TASK TO COMPLETE
Compile every line that includes the word "Trunk".

MATERIAL FOR THE TASK
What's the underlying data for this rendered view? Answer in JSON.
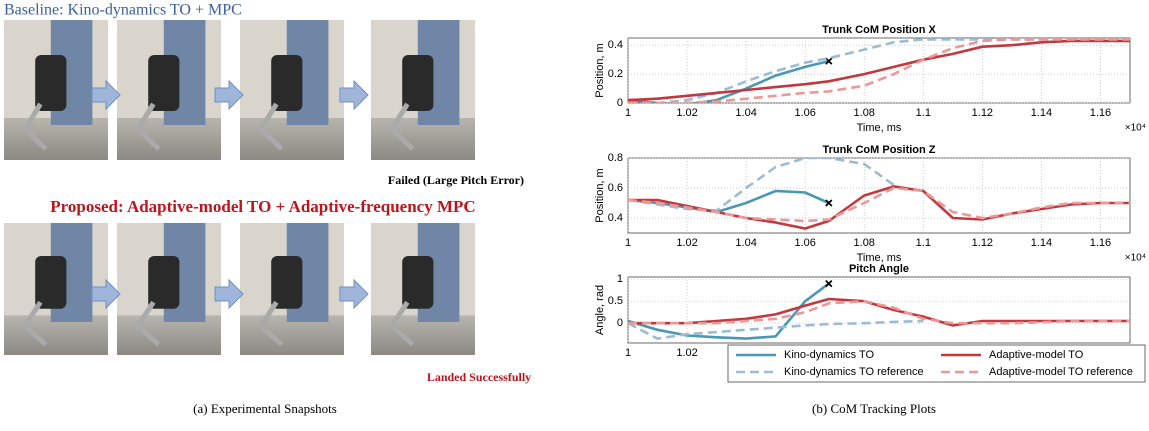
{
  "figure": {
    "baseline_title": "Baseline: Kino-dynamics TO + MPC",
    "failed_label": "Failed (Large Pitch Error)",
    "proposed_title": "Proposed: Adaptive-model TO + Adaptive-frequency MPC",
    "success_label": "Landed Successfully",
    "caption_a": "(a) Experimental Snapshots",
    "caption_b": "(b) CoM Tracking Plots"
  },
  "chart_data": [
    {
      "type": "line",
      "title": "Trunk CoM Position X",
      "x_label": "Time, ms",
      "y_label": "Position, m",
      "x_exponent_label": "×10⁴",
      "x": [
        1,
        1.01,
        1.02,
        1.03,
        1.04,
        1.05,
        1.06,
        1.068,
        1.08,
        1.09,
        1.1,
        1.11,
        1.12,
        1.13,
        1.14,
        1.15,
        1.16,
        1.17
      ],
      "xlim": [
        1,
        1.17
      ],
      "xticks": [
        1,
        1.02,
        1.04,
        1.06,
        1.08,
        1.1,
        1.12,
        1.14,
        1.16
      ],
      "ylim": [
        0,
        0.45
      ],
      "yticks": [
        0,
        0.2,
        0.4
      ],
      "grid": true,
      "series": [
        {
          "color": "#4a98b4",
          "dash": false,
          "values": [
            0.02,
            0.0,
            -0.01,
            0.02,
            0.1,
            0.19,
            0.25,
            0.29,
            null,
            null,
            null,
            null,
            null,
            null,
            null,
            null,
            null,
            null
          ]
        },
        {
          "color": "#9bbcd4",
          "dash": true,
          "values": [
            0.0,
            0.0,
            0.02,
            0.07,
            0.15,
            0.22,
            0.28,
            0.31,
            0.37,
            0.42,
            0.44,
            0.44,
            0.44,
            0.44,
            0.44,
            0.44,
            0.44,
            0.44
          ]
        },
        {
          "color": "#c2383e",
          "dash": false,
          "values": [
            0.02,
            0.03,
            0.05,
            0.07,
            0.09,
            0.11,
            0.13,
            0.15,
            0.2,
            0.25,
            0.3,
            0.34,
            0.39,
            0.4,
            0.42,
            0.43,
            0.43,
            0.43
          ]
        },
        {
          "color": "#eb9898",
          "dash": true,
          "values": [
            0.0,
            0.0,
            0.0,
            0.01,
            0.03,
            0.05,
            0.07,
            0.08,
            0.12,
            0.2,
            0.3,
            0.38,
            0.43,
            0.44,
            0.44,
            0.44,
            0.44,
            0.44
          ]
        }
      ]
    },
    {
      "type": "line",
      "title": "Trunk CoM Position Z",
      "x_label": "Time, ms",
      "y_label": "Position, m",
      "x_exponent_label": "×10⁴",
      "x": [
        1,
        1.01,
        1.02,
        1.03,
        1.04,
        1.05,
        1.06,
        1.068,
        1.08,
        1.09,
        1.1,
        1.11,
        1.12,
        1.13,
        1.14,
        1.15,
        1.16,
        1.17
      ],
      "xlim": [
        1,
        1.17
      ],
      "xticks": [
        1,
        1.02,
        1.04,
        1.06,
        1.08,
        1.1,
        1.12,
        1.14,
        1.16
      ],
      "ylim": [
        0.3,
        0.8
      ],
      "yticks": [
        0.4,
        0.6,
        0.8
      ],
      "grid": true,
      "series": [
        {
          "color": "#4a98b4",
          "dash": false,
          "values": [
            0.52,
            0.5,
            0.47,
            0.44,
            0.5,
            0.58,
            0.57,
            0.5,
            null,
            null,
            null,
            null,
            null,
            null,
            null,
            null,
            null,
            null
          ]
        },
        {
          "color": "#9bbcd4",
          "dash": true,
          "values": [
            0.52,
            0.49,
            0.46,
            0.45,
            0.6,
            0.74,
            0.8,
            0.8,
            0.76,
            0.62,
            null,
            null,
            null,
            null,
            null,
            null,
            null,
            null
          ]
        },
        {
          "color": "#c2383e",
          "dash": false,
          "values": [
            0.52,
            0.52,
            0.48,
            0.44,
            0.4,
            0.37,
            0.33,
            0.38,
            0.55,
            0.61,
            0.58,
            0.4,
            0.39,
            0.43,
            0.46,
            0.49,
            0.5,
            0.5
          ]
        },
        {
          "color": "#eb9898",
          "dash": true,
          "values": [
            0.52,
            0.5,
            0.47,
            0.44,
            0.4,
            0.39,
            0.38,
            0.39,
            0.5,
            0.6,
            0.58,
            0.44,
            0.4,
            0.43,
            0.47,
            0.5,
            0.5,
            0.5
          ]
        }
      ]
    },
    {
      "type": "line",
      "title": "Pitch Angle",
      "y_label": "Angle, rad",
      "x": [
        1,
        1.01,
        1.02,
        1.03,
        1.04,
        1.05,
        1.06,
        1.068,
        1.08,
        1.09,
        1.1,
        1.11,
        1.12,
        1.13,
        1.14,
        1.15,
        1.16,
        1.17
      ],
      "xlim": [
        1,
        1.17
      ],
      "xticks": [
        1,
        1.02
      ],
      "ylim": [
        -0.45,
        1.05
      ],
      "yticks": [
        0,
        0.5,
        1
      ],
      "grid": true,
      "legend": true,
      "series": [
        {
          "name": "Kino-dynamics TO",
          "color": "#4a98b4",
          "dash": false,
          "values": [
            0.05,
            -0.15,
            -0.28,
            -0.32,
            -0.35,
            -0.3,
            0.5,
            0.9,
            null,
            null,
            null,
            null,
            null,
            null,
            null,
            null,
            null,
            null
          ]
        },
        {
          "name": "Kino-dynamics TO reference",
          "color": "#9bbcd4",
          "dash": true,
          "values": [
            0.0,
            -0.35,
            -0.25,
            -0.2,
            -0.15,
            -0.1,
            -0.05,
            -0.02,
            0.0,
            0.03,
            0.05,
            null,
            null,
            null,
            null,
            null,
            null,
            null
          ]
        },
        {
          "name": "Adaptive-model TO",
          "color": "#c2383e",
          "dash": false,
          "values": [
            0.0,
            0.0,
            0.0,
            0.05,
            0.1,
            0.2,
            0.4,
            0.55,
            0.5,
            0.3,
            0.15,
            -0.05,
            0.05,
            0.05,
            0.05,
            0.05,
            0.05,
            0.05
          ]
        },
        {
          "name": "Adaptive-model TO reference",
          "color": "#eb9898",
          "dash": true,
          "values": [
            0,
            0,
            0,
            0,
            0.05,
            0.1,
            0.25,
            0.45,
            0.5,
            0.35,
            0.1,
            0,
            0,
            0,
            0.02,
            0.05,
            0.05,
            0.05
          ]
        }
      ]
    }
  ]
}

==

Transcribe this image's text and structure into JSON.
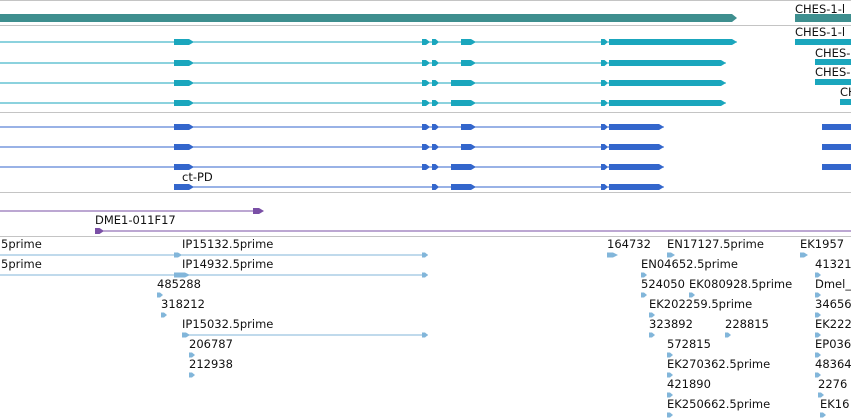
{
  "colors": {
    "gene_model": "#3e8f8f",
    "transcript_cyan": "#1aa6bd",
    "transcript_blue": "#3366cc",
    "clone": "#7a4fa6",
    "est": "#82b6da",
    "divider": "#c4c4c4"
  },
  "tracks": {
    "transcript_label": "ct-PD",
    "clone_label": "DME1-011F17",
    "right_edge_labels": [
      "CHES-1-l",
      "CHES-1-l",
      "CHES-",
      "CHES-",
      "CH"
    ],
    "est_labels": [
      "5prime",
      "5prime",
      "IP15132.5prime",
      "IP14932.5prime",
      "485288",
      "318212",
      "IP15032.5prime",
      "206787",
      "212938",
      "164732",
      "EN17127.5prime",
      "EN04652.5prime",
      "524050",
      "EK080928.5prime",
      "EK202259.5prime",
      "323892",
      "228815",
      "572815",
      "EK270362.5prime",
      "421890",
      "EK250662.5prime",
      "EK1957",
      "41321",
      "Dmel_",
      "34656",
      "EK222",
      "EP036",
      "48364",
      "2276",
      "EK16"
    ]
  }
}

...

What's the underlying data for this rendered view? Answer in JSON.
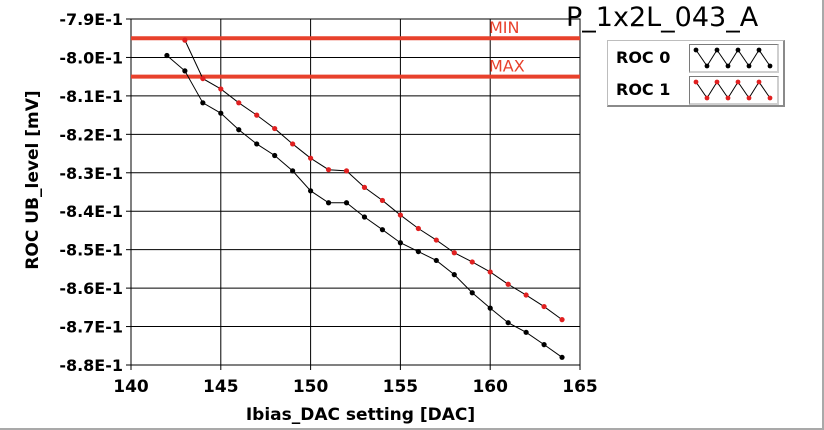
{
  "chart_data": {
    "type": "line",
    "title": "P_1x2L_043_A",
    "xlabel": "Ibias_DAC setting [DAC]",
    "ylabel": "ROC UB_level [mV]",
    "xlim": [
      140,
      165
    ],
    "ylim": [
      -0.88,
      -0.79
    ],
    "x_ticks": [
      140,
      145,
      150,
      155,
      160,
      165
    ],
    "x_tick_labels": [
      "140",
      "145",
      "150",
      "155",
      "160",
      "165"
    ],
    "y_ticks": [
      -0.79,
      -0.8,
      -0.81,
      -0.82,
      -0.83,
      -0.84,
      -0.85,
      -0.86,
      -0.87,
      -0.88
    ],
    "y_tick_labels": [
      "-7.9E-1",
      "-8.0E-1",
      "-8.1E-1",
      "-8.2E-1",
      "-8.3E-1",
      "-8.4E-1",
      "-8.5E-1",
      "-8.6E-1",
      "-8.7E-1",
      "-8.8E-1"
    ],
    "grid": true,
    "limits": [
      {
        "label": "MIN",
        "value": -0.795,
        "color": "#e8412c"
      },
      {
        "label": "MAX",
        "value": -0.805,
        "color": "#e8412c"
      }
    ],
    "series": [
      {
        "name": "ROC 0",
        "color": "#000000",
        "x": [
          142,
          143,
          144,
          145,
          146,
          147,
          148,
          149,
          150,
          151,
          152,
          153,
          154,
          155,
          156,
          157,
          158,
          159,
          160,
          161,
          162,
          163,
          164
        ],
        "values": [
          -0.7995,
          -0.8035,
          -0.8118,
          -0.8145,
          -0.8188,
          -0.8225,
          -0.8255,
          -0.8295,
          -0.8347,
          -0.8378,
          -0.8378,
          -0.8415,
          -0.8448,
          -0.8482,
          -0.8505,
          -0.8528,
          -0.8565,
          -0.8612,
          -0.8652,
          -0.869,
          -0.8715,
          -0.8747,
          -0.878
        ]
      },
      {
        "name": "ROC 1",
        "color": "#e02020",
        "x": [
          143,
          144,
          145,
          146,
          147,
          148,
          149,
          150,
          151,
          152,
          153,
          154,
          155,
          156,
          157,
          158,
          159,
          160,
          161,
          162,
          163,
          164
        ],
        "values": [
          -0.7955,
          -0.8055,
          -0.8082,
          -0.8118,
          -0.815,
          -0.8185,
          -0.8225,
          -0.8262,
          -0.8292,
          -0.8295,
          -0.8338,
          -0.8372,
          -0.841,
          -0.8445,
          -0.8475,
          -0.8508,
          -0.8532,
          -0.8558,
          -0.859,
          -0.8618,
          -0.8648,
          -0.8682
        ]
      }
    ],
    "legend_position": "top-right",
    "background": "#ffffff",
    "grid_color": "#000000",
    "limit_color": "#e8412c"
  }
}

RESULT OF THIS EXERCISE
      "title": "Trunk CoM Position X",
      "title": "Trunk CoM Position Z",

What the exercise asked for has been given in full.